Starting at the top of the listing and ending with the line containing "Text: Accounting Department: Accounting", swap "Loan Director" for "Credit Director" and write those lines out again with everything else unchanged.

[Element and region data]
---+---

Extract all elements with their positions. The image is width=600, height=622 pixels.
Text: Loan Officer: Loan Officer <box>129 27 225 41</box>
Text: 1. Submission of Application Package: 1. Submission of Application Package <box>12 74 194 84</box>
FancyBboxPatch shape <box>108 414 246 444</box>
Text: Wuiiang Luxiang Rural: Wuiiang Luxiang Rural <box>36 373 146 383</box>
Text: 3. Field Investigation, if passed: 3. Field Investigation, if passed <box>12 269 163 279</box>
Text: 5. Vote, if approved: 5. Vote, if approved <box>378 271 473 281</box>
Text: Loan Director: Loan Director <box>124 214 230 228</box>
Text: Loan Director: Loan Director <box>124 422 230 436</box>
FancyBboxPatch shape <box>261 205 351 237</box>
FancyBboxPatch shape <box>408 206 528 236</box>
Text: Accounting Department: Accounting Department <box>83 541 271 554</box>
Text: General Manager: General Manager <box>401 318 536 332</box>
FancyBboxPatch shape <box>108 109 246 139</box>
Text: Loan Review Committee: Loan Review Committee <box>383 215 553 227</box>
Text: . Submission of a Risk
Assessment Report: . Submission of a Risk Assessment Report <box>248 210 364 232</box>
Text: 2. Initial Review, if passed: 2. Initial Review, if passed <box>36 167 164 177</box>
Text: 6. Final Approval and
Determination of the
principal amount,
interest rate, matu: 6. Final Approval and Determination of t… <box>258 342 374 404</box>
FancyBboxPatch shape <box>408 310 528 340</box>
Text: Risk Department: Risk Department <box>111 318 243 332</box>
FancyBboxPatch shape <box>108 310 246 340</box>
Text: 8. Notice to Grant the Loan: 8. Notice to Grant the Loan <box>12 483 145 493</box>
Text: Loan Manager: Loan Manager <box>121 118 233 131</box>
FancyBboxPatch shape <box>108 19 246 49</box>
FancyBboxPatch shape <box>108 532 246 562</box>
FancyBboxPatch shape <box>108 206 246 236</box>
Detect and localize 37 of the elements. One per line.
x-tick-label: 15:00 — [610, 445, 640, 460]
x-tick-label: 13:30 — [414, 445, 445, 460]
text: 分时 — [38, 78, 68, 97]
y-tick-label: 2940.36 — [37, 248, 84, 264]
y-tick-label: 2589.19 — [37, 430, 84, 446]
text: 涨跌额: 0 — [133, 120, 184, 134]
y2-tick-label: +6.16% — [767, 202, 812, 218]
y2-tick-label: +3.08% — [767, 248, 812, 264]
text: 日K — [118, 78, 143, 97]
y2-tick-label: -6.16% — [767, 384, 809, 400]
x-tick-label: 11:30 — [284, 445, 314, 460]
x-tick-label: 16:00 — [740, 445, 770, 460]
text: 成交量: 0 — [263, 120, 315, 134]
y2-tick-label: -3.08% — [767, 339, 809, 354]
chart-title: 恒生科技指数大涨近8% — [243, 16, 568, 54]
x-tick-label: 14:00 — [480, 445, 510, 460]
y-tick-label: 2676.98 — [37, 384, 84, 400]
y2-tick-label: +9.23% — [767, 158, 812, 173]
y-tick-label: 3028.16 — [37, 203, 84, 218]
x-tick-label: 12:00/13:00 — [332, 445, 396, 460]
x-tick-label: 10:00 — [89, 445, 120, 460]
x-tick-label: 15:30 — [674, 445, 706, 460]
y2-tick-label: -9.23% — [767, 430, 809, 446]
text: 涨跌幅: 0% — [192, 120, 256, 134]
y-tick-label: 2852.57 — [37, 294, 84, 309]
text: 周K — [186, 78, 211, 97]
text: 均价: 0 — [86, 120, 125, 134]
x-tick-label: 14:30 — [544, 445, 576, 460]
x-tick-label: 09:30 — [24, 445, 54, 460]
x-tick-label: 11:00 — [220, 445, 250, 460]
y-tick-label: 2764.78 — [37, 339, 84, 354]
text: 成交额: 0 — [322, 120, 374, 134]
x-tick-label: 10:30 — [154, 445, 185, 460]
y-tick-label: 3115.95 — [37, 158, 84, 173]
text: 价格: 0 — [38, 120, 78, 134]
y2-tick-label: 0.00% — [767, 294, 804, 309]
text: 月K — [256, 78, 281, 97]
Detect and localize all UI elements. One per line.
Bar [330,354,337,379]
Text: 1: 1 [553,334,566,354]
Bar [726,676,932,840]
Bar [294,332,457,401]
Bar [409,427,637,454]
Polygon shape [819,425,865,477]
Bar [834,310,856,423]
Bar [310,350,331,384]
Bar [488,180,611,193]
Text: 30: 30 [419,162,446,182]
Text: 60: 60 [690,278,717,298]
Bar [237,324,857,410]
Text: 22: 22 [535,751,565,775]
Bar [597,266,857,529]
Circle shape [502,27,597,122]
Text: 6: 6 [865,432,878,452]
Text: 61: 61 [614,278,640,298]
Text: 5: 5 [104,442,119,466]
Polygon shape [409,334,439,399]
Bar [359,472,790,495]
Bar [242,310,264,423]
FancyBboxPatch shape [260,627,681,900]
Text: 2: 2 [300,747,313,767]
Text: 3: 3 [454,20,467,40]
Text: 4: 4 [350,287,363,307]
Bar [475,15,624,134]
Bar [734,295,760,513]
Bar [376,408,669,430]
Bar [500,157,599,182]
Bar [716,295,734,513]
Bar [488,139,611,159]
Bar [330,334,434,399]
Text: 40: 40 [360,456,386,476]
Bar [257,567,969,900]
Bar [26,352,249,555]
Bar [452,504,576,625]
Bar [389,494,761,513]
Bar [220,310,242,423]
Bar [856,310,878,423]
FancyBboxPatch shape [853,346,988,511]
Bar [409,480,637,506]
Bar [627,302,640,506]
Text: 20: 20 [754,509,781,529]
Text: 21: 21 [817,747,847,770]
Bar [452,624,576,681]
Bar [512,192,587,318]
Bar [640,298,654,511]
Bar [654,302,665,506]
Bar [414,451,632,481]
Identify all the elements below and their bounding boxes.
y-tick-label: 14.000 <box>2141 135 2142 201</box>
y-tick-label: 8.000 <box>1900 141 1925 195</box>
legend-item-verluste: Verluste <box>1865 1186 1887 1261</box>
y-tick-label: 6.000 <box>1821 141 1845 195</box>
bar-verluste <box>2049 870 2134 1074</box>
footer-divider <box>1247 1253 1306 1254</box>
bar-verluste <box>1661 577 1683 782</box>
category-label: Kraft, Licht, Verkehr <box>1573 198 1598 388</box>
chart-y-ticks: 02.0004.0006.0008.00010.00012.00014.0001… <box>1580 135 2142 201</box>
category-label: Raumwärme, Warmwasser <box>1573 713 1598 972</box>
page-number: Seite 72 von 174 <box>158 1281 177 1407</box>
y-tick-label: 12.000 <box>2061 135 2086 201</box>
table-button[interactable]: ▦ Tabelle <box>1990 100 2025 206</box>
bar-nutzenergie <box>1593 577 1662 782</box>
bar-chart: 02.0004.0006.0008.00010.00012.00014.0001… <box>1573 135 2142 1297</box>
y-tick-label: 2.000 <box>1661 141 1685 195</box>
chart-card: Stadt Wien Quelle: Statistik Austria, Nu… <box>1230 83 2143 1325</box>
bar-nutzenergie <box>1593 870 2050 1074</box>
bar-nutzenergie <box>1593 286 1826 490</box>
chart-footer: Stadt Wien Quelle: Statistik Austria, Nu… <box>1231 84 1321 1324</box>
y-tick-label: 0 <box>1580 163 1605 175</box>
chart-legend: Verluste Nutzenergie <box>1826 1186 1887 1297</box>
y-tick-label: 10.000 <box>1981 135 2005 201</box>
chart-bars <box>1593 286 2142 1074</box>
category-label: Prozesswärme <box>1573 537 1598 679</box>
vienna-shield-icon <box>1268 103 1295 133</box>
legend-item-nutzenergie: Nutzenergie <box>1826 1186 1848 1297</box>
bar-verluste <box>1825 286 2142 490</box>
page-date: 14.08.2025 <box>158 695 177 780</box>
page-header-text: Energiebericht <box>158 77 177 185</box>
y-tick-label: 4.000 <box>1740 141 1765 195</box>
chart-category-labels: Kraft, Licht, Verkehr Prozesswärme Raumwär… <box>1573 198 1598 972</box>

---+---

### Exercise response:
Extract all elements with their positions. The image is width=600, height=622 pixels.
Text: Loan Officer: Loan Officer <box>129 27 225 41</box>
Text: 1. Submission of Application Package: 1. Submission of Application Package <box>12 74 194 84</box>
FancyBboxPatch shape <box>108 414 246 444</box>
Text: Wuiiang Luxiang Rural: Wuiiang Luxiang Rural <box>36 373 146 383</box>
Text: 3. Field Investigation, if passed: 3. Field Investigation, if passed <box>12 269 163 279</box>
Text: 5. Vote, if approved: 5. Vote, if approved <box>378 271 473 281</box>
Text: Credit Director: Credit Director <box>124 214 230 228</box>
Text: Credit Director: Credit Director <box>124 422 230 436</box>
FancyBboxPatch shape <box>261 205 351 237</box>
FancyBboxPatch shape <box>408 206 528 236</box>
Text: Accounting Department: Accounting Department <box>83 541 271 554</box>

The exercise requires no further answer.